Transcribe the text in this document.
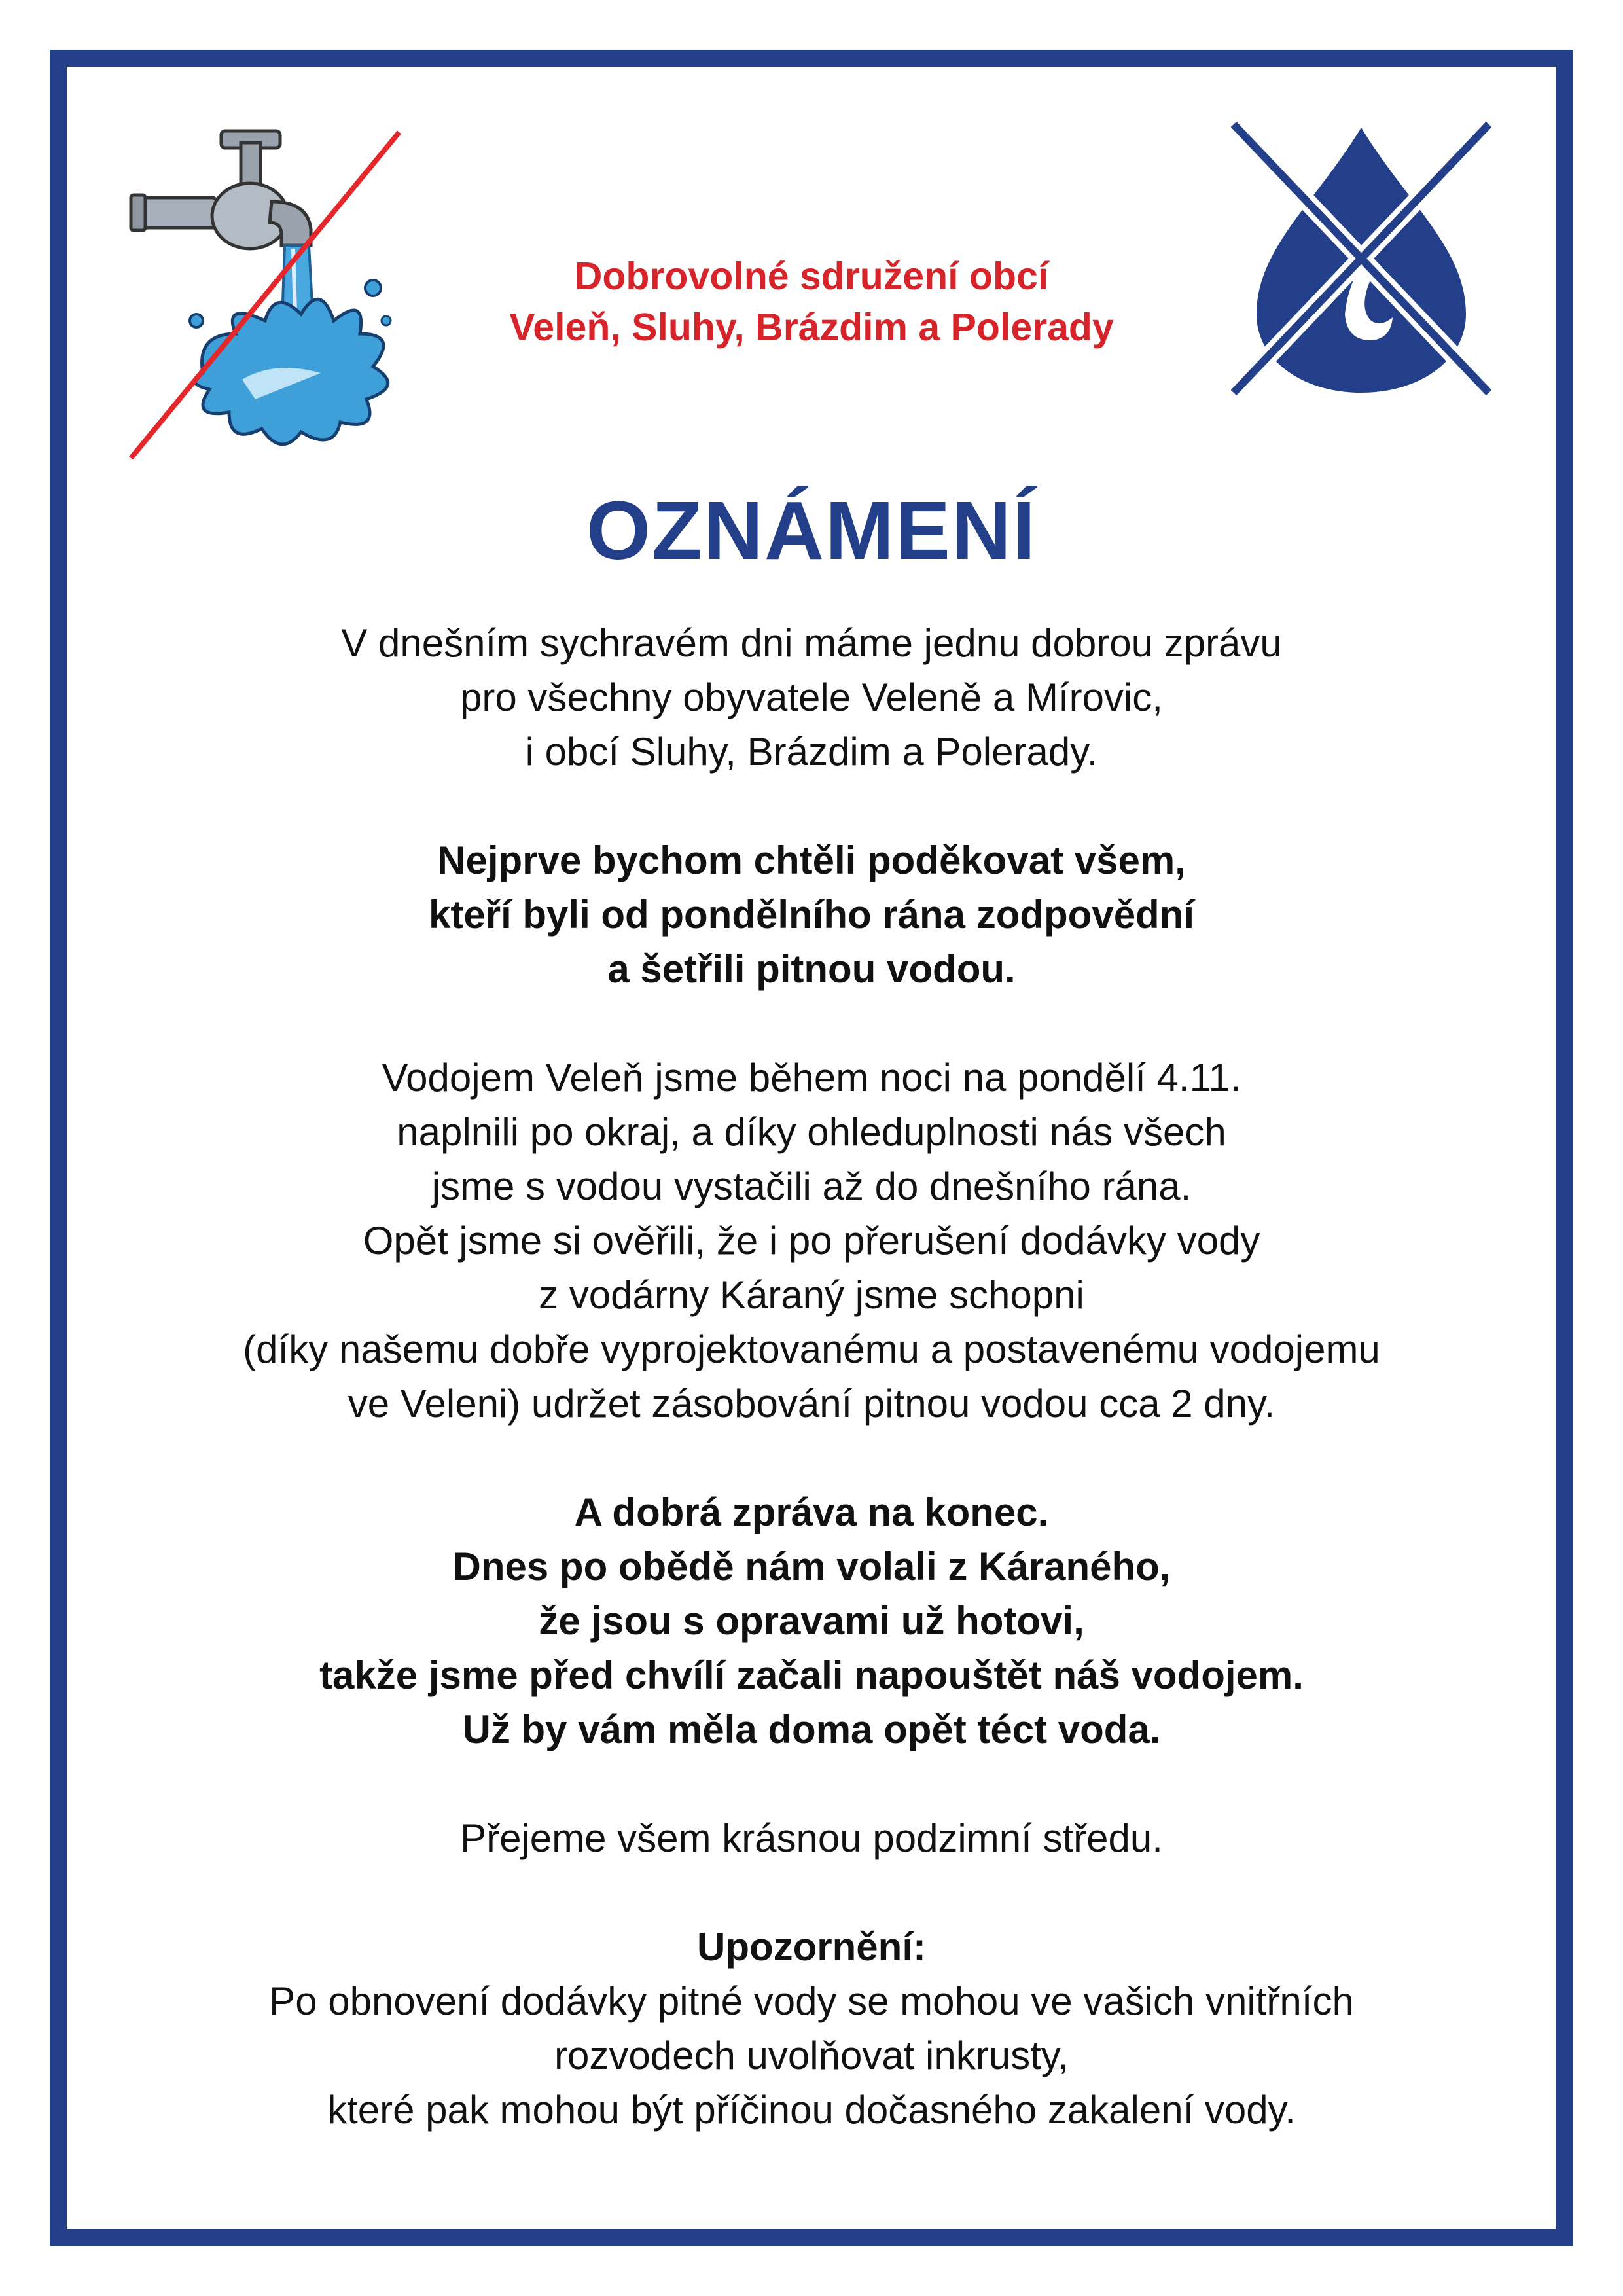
Dobrovolné sdružení obcí
Veleň, Sluhy, Brázdim a Polerady
OZNÁMENÍ
V dnešním sychravém dni máme jednu dobrou zprávu
pro všechny obyvatele Veleně a Mírovic,
i obcí Sluhy, Brázdim a Polerady.
Nejprve bychom chtěli poděkovat všem,
kteří byli od pondělního rána zodpovědní
a šetřili pitnou vodou.
Vodojem Veleň jsme během noci na pondělí 4.11.
naplnili po okraj, a díky ohleduplnosti nás všech
jsme s vodou vystačili až do dnešního rána.
Opět jsme si ověřili, že i po přerušení dodávky vody
z vodárny Káraný jsme schopni
(díky našemu dobře vyprojektovanému a postavenému vodojemu
ve Veleni) udržet zásobování pitnou vodou cca 2 dny.
A dobrá zpráva na konec.
Dnes po obědě nám volali z Káraného,
že jsou s opravami už hotovi,
takže jsme před chvílí začali napouštět náš vodojem.
Už by vám měla doma opět téct voda.
Přejeme všem krásnou podzimní středu.
Upozornění:
Po obnovení dodávky pitné vody se mohou ve vašich vnitřních
rozvodech uvolňovat inkrusty,
které pak mohou být příčinou dočasného zakalení vody.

→ To do
Give back every line exactly as it stands, pictures excluded.

→ Final result
Transcribe the text in this document.
Dobrovolné sdružení obcí
Veleň, Sluhy, Brázdim a Polerady
OZNÁMENÍ
V dnešním sychravém dni máme jednu dobrou zprávu
pro všechny obyvatele Veleně a Mírovic,
i obcí Sluhy, Brázdim a Polerady.
Nejprve bychom chtěli poděkovat všem,
kteří byli od pondělního rána zodpovědní
a šetřili pitnou vodou.
Vodojem Veleň jsme během noci na pondělí 4.11.
naplnili po okraj, a díky ohleduplnosti nás všech
jsme s vodou vystačili až do dnešního rána.
Opět jsme si ověřili, že i po přerušení dodávky vody
z vodárny Káraný jsme schopni
(díky našemu dobře vyprojektovanému a postavenému vodojemu
ve Veleni) udržet zásobování pitnou vodou cca 2 dny.
A dobrá zpráva na konec.
Dnes po obědě nám volali z Káraného,
že jsou s opravami už hotovi,
takže jsme před chvílí začali napouštět náš vodojem.
Už by vám měla doma opět téct voda.
Přejeme všem krásnou podzimní středu.
Upozornění:
Po obnovení dodávky pitné vody se mohou ve vašich vnitřních
rozvodech uvolňovat inkrusty,
které pak mohou být příčinou dočasného zakalení vody.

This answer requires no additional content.